Of the lines in the listing below, how many hold "Displays"? Answer with the number only.

Items from a dataset:

## Start

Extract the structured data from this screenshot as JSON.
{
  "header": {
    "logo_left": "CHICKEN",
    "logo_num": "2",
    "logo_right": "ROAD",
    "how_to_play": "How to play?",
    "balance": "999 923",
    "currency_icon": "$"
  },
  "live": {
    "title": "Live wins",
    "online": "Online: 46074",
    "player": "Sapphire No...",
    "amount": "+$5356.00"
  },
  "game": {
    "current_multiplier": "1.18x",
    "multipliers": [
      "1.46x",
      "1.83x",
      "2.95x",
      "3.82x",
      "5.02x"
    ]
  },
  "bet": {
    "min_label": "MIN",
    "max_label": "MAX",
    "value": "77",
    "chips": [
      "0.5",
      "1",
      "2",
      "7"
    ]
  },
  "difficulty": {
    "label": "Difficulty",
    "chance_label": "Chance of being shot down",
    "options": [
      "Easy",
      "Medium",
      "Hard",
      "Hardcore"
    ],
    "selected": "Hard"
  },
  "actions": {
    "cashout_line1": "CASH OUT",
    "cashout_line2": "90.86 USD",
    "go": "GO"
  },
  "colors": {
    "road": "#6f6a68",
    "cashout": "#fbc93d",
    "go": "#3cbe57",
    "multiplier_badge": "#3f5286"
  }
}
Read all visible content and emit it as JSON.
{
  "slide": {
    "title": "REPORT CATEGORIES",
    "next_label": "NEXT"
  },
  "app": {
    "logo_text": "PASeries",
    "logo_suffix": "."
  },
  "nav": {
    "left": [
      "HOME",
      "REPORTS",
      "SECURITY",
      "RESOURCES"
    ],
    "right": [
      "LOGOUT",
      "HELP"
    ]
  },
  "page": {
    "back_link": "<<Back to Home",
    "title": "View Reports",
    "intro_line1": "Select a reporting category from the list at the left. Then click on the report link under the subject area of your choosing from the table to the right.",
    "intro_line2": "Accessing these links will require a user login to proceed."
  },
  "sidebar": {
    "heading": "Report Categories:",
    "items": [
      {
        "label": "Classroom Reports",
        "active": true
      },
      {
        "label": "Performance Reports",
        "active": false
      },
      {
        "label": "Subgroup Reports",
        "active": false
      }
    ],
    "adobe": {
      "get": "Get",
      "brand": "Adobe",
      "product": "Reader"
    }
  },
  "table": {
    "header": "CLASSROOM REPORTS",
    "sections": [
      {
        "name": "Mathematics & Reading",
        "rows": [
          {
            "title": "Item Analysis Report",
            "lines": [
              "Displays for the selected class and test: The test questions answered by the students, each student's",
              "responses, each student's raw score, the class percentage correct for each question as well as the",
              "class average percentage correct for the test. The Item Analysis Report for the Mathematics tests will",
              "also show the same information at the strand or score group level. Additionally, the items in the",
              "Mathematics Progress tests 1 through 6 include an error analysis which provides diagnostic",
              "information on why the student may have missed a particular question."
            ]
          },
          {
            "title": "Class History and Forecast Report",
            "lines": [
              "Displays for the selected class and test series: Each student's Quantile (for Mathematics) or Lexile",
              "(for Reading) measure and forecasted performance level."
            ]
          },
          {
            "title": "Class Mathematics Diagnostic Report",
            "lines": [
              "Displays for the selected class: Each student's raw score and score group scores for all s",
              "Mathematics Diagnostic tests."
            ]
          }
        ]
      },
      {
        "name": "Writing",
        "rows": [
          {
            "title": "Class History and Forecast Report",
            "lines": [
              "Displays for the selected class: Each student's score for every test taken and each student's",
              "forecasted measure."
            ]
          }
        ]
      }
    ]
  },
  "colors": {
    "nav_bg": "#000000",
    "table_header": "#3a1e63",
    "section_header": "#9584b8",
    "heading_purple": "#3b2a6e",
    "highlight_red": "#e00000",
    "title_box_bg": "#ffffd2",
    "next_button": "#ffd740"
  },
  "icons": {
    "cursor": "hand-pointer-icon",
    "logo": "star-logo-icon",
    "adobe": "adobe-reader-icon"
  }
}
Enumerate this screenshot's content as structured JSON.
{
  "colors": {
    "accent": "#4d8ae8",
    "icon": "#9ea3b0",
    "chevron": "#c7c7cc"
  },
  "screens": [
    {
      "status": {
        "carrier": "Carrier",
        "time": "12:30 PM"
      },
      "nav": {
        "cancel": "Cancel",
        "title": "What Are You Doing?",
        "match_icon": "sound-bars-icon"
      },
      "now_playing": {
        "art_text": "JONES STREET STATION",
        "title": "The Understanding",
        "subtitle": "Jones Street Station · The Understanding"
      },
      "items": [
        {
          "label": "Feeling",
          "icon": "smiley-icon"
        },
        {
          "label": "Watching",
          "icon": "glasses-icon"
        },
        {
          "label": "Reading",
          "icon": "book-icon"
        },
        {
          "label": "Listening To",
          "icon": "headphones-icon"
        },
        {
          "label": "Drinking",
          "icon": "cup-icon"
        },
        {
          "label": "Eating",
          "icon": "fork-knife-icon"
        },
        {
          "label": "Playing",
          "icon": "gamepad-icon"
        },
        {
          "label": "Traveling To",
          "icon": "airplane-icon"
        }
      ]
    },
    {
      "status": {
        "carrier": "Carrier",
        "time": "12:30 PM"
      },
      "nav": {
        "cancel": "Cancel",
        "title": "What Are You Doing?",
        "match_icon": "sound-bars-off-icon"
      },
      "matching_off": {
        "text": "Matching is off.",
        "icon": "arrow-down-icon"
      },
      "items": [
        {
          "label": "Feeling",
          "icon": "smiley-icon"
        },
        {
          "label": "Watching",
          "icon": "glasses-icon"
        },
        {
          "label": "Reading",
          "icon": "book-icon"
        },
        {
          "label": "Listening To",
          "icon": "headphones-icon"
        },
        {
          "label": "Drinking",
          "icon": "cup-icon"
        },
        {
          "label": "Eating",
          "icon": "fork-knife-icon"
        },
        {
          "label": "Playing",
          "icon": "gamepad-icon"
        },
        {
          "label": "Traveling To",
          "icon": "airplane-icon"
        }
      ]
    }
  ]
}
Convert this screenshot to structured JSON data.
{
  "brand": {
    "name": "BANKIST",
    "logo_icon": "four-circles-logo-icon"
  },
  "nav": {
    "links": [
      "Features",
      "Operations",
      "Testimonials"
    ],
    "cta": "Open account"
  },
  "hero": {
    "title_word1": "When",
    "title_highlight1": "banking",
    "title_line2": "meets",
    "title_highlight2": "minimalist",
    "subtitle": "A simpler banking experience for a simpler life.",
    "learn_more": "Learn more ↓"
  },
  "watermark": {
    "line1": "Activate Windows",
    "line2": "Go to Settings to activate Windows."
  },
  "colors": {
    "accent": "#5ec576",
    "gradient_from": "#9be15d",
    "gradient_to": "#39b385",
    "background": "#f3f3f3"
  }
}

## End

## Answer to the exercise
4